## DATA ENTRIES
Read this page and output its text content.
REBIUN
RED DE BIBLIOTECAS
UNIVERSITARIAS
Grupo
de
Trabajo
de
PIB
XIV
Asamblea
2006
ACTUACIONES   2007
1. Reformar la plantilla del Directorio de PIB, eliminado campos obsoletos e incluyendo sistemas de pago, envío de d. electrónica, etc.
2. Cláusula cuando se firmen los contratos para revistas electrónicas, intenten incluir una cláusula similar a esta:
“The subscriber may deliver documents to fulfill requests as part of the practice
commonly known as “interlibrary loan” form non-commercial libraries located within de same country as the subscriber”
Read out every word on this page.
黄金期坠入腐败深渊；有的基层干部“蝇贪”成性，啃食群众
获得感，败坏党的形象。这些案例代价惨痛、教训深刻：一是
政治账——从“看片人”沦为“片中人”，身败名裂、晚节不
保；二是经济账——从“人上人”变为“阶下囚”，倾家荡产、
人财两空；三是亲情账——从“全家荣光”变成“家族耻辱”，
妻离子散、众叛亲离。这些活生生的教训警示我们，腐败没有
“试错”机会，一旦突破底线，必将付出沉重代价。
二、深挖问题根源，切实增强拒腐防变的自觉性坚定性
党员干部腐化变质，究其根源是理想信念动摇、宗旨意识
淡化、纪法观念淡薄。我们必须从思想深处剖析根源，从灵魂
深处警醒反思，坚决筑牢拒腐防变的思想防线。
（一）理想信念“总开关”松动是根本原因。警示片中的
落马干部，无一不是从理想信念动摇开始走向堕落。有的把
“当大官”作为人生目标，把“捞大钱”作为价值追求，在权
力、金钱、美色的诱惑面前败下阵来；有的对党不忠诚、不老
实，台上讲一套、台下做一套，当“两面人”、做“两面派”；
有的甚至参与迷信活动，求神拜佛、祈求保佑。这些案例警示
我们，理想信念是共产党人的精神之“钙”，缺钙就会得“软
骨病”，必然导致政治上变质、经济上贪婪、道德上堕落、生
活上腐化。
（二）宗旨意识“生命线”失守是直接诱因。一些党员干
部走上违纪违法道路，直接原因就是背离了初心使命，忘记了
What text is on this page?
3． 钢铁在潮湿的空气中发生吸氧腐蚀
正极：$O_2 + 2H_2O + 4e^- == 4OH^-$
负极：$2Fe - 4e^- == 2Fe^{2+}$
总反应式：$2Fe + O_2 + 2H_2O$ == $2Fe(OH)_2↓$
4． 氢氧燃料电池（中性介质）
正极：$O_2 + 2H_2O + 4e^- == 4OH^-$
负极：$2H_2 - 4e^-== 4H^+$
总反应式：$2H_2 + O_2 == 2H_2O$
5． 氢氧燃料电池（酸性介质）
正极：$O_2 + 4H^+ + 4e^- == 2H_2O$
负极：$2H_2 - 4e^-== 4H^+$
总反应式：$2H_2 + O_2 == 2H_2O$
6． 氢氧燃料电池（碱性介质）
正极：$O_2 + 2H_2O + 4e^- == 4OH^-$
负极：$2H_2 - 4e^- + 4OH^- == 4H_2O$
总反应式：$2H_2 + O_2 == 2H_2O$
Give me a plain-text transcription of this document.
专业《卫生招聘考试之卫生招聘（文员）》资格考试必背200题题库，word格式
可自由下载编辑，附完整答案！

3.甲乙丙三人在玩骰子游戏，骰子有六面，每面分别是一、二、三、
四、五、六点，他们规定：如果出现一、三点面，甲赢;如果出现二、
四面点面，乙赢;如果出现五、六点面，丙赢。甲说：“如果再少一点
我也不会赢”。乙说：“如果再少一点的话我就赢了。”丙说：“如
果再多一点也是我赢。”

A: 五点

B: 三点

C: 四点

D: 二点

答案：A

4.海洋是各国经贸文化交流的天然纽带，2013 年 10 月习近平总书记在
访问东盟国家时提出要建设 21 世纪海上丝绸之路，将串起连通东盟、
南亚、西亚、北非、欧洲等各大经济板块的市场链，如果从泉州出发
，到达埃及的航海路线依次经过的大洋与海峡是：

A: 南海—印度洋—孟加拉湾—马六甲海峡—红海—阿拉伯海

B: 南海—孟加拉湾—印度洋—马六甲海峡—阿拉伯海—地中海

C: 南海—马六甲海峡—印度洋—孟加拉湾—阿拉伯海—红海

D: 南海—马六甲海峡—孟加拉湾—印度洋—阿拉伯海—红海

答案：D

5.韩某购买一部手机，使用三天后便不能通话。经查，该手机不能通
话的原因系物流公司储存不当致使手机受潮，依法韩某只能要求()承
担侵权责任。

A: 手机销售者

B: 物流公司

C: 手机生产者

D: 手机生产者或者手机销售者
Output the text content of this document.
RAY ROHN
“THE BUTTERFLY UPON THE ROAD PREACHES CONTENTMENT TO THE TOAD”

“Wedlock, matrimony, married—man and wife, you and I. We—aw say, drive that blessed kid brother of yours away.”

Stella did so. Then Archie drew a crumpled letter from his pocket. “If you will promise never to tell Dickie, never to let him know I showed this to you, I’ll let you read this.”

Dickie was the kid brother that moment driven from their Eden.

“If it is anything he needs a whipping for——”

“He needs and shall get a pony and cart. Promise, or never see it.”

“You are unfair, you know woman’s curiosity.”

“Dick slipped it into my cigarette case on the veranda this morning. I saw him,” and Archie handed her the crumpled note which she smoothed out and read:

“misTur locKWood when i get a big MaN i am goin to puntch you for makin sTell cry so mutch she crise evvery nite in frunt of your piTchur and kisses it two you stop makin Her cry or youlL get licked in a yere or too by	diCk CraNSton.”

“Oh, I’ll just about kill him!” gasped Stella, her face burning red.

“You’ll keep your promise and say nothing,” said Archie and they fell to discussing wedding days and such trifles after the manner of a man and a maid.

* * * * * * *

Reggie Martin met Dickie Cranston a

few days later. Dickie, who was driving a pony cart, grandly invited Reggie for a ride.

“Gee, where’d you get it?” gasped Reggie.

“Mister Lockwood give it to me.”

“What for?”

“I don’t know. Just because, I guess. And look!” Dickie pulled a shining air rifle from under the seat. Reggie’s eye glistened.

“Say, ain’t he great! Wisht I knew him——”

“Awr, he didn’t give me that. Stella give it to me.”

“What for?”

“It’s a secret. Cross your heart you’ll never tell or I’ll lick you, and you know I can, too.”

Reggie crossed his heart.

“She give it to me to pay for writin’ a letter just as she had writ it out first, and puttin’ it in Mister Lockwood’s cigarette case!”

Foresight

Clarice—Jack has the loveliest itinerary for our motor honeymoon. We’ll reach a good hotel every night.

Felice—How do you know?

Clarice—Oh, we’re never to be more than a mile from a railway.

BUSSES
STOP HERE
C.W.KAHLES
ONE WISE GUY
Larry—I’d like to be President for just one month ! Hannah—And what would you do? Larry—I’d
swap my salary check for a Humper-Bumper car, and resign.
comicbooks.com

## INSTRUCTIONS TO FOLLOW
Repeat each record in full; every line must match exactly.

## RESULT FOR THIS EXERCISE
Read this page and output its text content.
REBIUN
RED DE BIBLIOTECAS
UNIVERSITARIAS
Grupo
de
Trabajo
de
PIB
XIV
Asamblea
2006
ACTUACIONES   2007
1. Reformar la plantilla del Directorio de PIB, eliminado campos obsoletos e incluyendo sistemas de pago, envío de d. electrónica, etc.
2. Cláusula cuando se firmen los contratos para revistas electrónicas, intenten incluir una cláusula similar a esta:
“The subscriber may deliver documents to fulfill requests as part of the practice
commonly known as “interlibrary loan” form non-commercial libraries located within de same country as the subscriber”
Read out every word on this page.
黄金期坠入腐败深渊；有的基层干部“蝇贪”成性，啃食群众
获得感，败坏党的形象。这些案例代价惨痛、教训深刻：一是
政治账——从“看片人”沦为“片中人”，身败名裂、晚节不
保；二是经济账——从“人上人”变为“阶下囚”，倾家荡产、
人财两空；三是亲情账——从“全家荣光”变成“家族耻辱”，
妻离子散、众叛亲离。这些活生生的教训警示我们，腐败没有
“试错”机会，一旦突破底线，必将付出沉重代价。
二、深挖问题根源，切实增强拒腐防变的自觉性坚定性
党员干部腐化变质，究其根源是理想信念动摇、宗旨意识
淡化、纪法观念淡薄。我们必须从思想深处剖析根源，从灵魂
深处警醒反思，坚决筑牢拒腐防变的思想防线。
（一）理想信念“总开关”松动是根本原因。警示片中的
落马干部，无一不是从理想信念动摇开始走向堕落。有的把
“当大官”作为人生目标，把“捞大钱”作为价值追求，在权
力、金钱、美色的诱惑面前败下阵来；有的对党不忠诚、不老
实，台上讲一套、台下做一套，当“两面人”、做“两面派”；
有的甚至参与迷信活动，求神拜佛、祈求保佑。这些案例警示
我们，理想信念是共产党人的精神之“钙”，缺钙就会得“软
骨病”，必然导致政治上变质、经济上贪婪、道德上堕落、生
活上腐化。
（二）宗旨意识“生命线”失守是直接诱因。一些党员干
部走上违纪违法道路，直接原因就是背离了初心使命，忘记了
What text is on this page?
3． 钢铁在潮湿的空气中发生吸氧腐蚀
正极：$O_2 + 2H_2O + 4e^- == 4OH^-$
负极：$2Fe - 4e^- == 2Fe^{2+}$
总反应式：$2Fe + O_2 + 2H_2O$ == $2Fe(OH)_2↓$
4． 氢氧燃料电池（中性介质）
正极：$O_2 + 2H_2O + 4e^- == 4OH^-$
负极：$2H_2 - 4e^-== 4H^+$
总反应式：$2H_2 + O_2 == 2H_2O$
5． 氢氧燃料电池（酸性介质）
正极：$O_2 + 4H^+ + 4e^- == 2H_2O$
负极：$2H_2 - 4e^-== 4H^+$
总反应式：$2H_2 + O_2 == 2H_2O$
6． 氢氧燃料电池（碱性介质）
正极：$O_2 + 2H_2O + 4e^- == 4OH^-$
负极：$2H_2 - 4e^- + 4OH^- == 4H_2O$
总反应式：$2H_2 + O_2 == 2H_2O$
Give me a plain-text transcription of this document.
专业《卫生招聘考试之卫生招聘（文员）》资格考试必背200题题库，word格式
可自由下载编辑，附完整答案！

3.甲乙丙三人在玩骰子游戏，骰子有六面，每面分别是一、二、三、
四、五、六点，他们规定：如果出现一、三点面，甲赢;如果出现二、
四面点面，乙赢;如果出现五、六点面，丙赢。甲说：“如果再少一点
我也不会赢”。乙说：“如果再少一点的话我就赢了。”丙说：“如
果再多一点也是我赢。”

A: 五点

B: 三点

C: 四点

D: 二点

答案：A

4.海洋是各国经贸文化交流的天然纽带，2013 年 10 月习近平总书记在
访问东盟国家时提出要建设 21 世纪海上丝绸之路，将串起连通东盟、
南亚、西亚、北非、欧洲等各大经济板块的市场链，如果从泉州出发
，到达埃及的航海路线依次经过的大洋与海峡是：

A: 南海—印度洋—孟加拉湾—马六甲海峡—红海—阿拉伯海

B: 南海—孟加拉湾—印度洋—马六甲海峡—阿拉伯海—地中海

C: 南海—马六甲海峡—印度洋—孟加拉湾—阿拉伯海—红海

D: 南海—马六甲海峡—孟加拉湾—印度洋—阿拉伯海—红海

答案：D

5.韩某购买一部手机，使用三天后便不能通话。经查，该手机不能通
话的原因系物流公司储存不当致使手机受潮，依法韩某只能要求()承
担侵权责任。

A: 手机销售者

B: 物流公司

C: 手机生产者

D: 手机生产者或者手机销售者
Output the text content of this document.
RAY ROHN
“THE BUTTERFLY UPON THE ROAD PREACHES CONTENTMENT TO THE TOAD”

“Wedlock, matrimony, married—man and wife, you and I. We—aw say, drive that blessed kid brother of yours away.”

Stella did so. Then Archie drew a crumpled letter from his pocket. “If you will promise never to tell Dickie, never to let him know I showed this to you, I’ll let you read this.”

Dickie was the kid brother that moment driven from their Eden.

“If it is anything he needs a whipping for——”

“He needs and shall get a pony and cart. Promise, or never see it.”

“You are unfair, you know woman’s curiosity.”

“Dick slipped it into my cigarette case on the veranda this morning. I saw him,” and Archie handed her the crumpled note which she smoothed out and read:

“misTur locKWood when i get a big MaN i am goin to puntch you for makin sTell cry so mutch she crise evvery nite in frunt of your piTchur and kisses it two you stop makin Her cry or youlL get licked in a yere or too by	diCk CraNSton.”

“Oh, I’ll just about kill him!” gasped Stella, her face burning red.

“You’ll keep your promise and say nothing,” said Archie and they fell to discussing wedding days and such trifles after the manner of a man and a maid.

* * * * * * *

Reggie Martin met Dickie Cranston a

few days later. Dickie, who was driving a pony cart, grandly invited Reggie for a ride.

“Gee, where’d you get it?” gasped Reggie.

“Mister Lockwood give it to me.”

“What for?”

“I don’t know. Just because, I guess. And look!” Dickie pulled a shining air rifle from under the seat. Reggie’s eye glistened.

“Say, ain’t he great! Wisht I knew him——”

“Awr, he didn’t give me that. Stella give it to me.”

“What for?”

“It’s a secret. Cross your heart you’ll never tell or I’ll lick you, and you know I can, too.”

Reggie crossed his heart.

“She give it to me to pay for writin’ a letter just as she had writ it out first, and puttin’ it in Mister Lockwood’s cigarette case!”

Foresight

Clarice—Jack has the loveliest itinerary for our motor honeymoon. We’ll reach a good hotel every night.

Felice—How do you know?

Clarice—Oh, we’re never to be more than a mile from a railway.

BUSSES
STOP HERE
C.W.KAHLES
ONE WISE GUY
Larry—I’d like to be President for just one month ! Hannah—And what would you do? Larry—I’d
swap my salary check for a Humper-Bumper car, and resign.
comicbooks.com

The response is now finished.